▸ **Dataset items**
"""

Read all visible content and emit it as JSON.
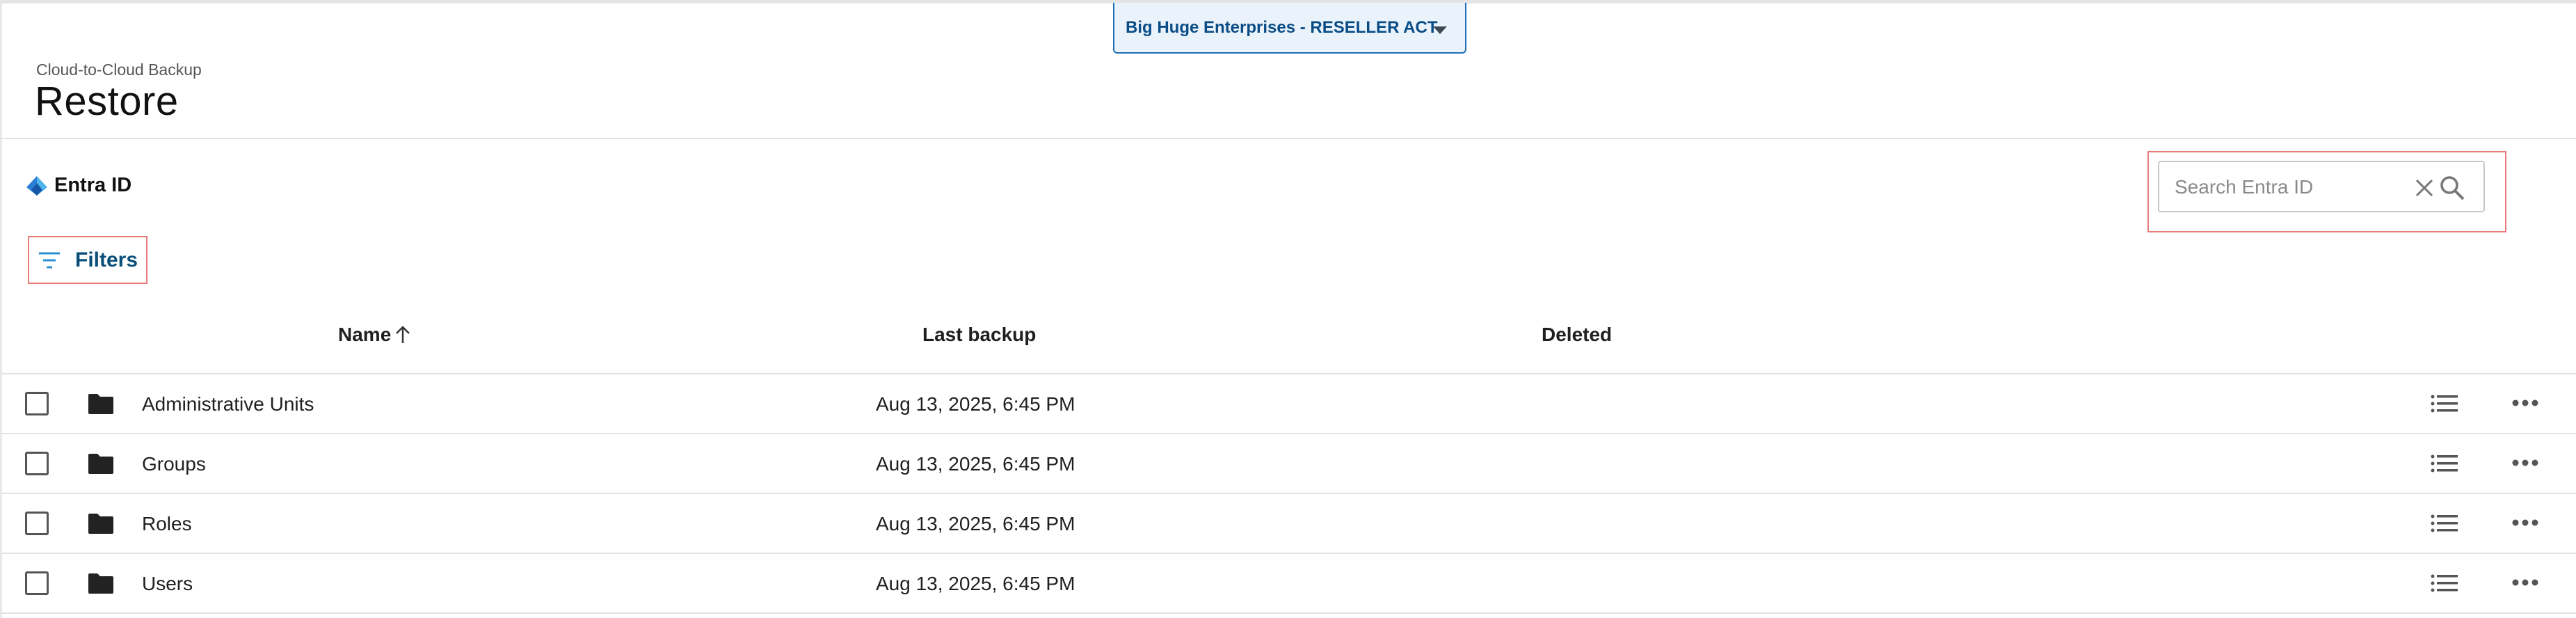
{
  "account_selector": {
    "label": "Big Huge Enterprises - RESELLER ACT"
  },
  "header": {
    "breadcrumb": "Cloud-to-Cloud Backup",
    "title": "Restore"
  },
  "service": {
    "label": "Entra ID",
    "icon": "entra-id-icon"
  },
  "search": {
    "placeholder": "Search Entra ID",
    "value": ""
  },
  "filters": {
    "label": "Filters"
  },
  "table": {
    "columns": {
      "name": "Name",
      "last_backup": "Last backup",
      "deleted": "Deleted"
    },
    "rows": [
      {
        "name": "Administrative Units",
        "last_backup": "Aug 13, 2025, 6:45 PM",
        "deleted": ""
      },
      {
        "name": "Groups",
        "last_backup": "Aug 13, 2025, 6:45 PM",
        "deleted": ""
      },
      {
        "name": "Roles",
        "last_backup": "Aug 13, 2025, 6:45 PM",
        "deleted": ""
      },
      {
        "name": "Users",
        "last_backup": "Aug 13, 2025, 6:45 PM",
        "deleted": ""
      }
    ]
  },
  "colors": {
    "accent": "#1e6fb3",
    "link": "#0a4f7a",
    "highlight": "#e97b7b"
  }
}
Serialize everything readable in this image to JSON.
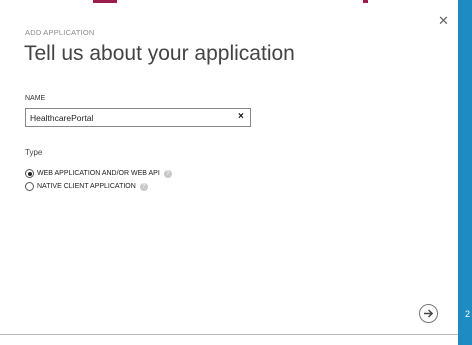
{
  "dialog": {
    "eyebrow": "ADD APPLICATION",
    "title": "Tell us about your application",
    "close_icon": "close-icon",
    "name": {
      "label": "NAME",
      "value": "HealthcarePortal",
      "clear_glyph": "×"
    },
    "type": {
      "label": "Type",
      "options": [
        {
          "label": "WEB APPLICATION AND/OR WEB API",
          "selected": true,
          "help_icon": "help-icon"
        },
        {
          "label": "NATIVE CLIENT APPLICATION",
          "selected": false,
          "help_icon": "help-icon"
        }
      ]
    },
    "next_icon": "arrow-right-icon"
  },
  "side_strip": {
    "text": "2",
    "color": "#1e8bc3"
  },
  "colors": {
    "accent": "#9c1c4e",
    "strip": "#1e8bc3"
  }
}
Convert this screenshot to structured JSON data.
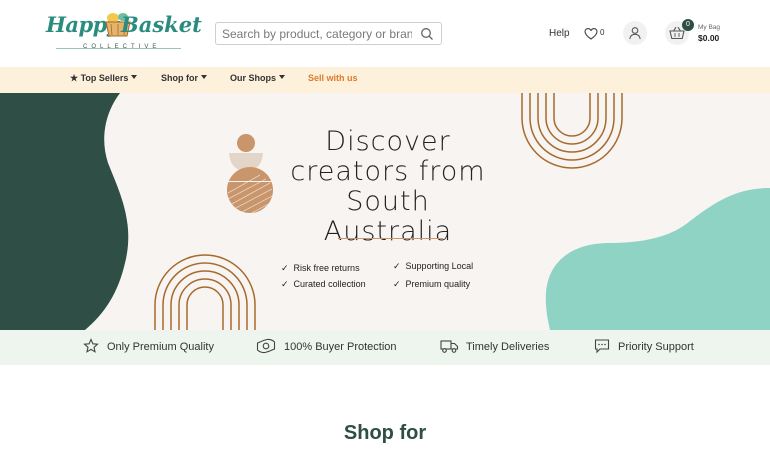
{
  "logo": {
    "text_main": "Happy",
    "text_second": "Basket",
    "text_sub": "COLLECTIVE"
  },
  "search": {
    "placeholder": "Search by product, category or brand",
    "value": ""
  },
  "header": {
    "help_label": "Help",
    "wishlist_count": "0",
    "bag_count": "0",
    "bag_title": "My Bag",
    "bag_total": "$0.00"
  },
  "nav": {
    "items": [
      {
        "label": "Top Sellers"
      },
      {
        "label": "Shop for"
      },
      {
        "label": "Our Shops"
      },
      {
        "label": "Sell with us"
      }
    ]
  },
  "hero": {
    "title_line1": "Discover",
    "title_line2": "creators from",
    "title_line3": "South Australia",
    "features": [
      "Risk free returns",
      "Curated collection",
      "Supporting Local",
      "Premium quality"
    ],
    "check_glyph": "✓"
  },
  "benefits": [
    {
      "label": "Only Premium Quality",
      "icon": "star-icon"
    },
    {
      "label": "100% Buyer Protection",
      "icon": "money-icon"
    },
    {
      "label": "Timely Deliveries",
      "icon": "truck-icon"
    },
    {
      "label": "Priority Support",
      "icon": "chat-icon"
    }
  ],
  "section": {
    "title": "Shop for"
  },
  "colors": {
    "brand_teal": "#2a8c7e",
    "dark_green": "#2f4e46",
    "nav_bg": "#fdf1db",
    "accent_orange": "#e07a2a",
    "hero_bg": "#f7f4f2",
    "mint": "#8fd3c4",
    "arch_brown": "#a66a2c",
    "benefits_bg": "#eef5ee"
  }
}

"""

▸ **What to produce**
Output the entries above exactly, without their pictures.

▸ **Written response**
Read all visible content and emit it as JSON.
{
  "account_selector": {
    "label": "Big Huge Enterprises - RESELLER ACT"
  },
  "header": {
    "breadcrumb": "Cloud-to-Cloud Backup",
    "title": "Restore"
  },
  "service": {
    "label": "Entra ID",
    "icon": "entra-id-icon"
  },
  "search": {
    "placeholder": "Search Entra ID",
    "value": ""
  },
  "filters": {
    "label": "Filters"
  },
  "table": {
    "columns": {
      "name": "Name",
      "last_backup": "Last backup",
      "deleted": "Deleted"
    },
    "rows": [
      {
        "name": "Administrative Units",
        "last_backup": "Aug 13, 2025, 6:45 PM",
        "deleted": ""
      },
      {
        "name": "Groups",
        "last_backup": "Aug 13, 2025, 6:45 PM",
        "deleted": ""
      },
      {
        "name": "Roles",
        "last_backup": "Aug 13, 2025, 6:45 PM",
        "deleted": ""
      },
      {
        "name": "Users",
        "last_backup": "Aug 13, 2025, 6:45 PM",
        "deleted": ""
      }
    ]
  },
  "colors": {
    "accent": "#1e6fb3",
    "link": "#0a4f7a",
    "highlight": "#e97b7b"
  }
}
Serialize everything readable in this image to JSON.
{
  "dialog": {
    "eyebrow": "ADD APPLICATION",
    "title": "Tell us about your application",
    "close_icon": "close-icon",
    "name": {
      "label": "NAME",
      "value": "HealthcarePortal",
      "clear_glyph": "×"
    },
    "type": {
      "label": "Type",
      "options": [
        {
          "label": "WEB APPLICATION AND/OR WEB API",
          "selected": true,
          "help_icon": "help-icon"
        },
        {
          "label": "NATIVE CLIENT APPLICATION",
          "selected": false,
          "help_icon": "help-icon"
        }
      ]
    },
    "next_icon": "arrow-right-icon"
  },
  "side_strip": {
    "text": "2",
    "color": "#1e8bc3"
  },
  "colors": {
    "accent": "#9c1c4e",
    "strip": "#1e8bc3"
  }
}
Convert this screenshot to structured JSON data.
{
  "logo": {
    "text_main": "Happy",
    "text_second": "Basket",
    "text_sub": "COLLECTIVE"
  },
  "search": {
    "placeholder": "Search by product, category or brand",
    "value": ""
  },
  "header": {
    "help_label": "Help",
    "wishlist_count": "0",
    "bag_count": "0",
    "bag_title": "My Bag",
    "bag_total": "$0.00"
  },
  "nav": {
    "items": [
      {
        "label": "Top Sellers"
      },
      {
        "label": "Shop for"
      },
      {
        "label": "Our Shops"
      },
      {
        "label": "Sell with us"
      }
    ]
  },
  "hero": {
    "title_line1": "Discover",
    "title_line2": "creators from",
    "title_line3": "South Australia",
    "features": [
      "Risk free returns",
      "Curated collection",
      "Supporting Local",
      "Premium quality"
    ],
    "check_glyph": "✓"
  },
  "benefits": [
    {
      "label": "Only Premium Quality",
      "icon": "star-icon"
    },
    {
      "label": "100% Buyer Protection",
      "icon": "money-icon"
    },
    {
      "label": "Timely Deliveries",
      "icon": "truck-icon"
    },
    {
      "label": "Priority Support",
      "icon": "chat-icon"
    }
  ],
  "section": {
    "title": "Shop for"
  },
  "colors": {
    "brand_teal": "#2a8c7e",
    "dark_green": "#2f4e46",
    "nav_bg": "#fdf1db",
    "accent_orange": "#e07a2a",
    "hero_bg": "#f7f4f2",
    "mint": "#8fd3c4",
    "arch_brown": "#a66a2c",
    "benefits_bg": "#eef5ee"
  }
}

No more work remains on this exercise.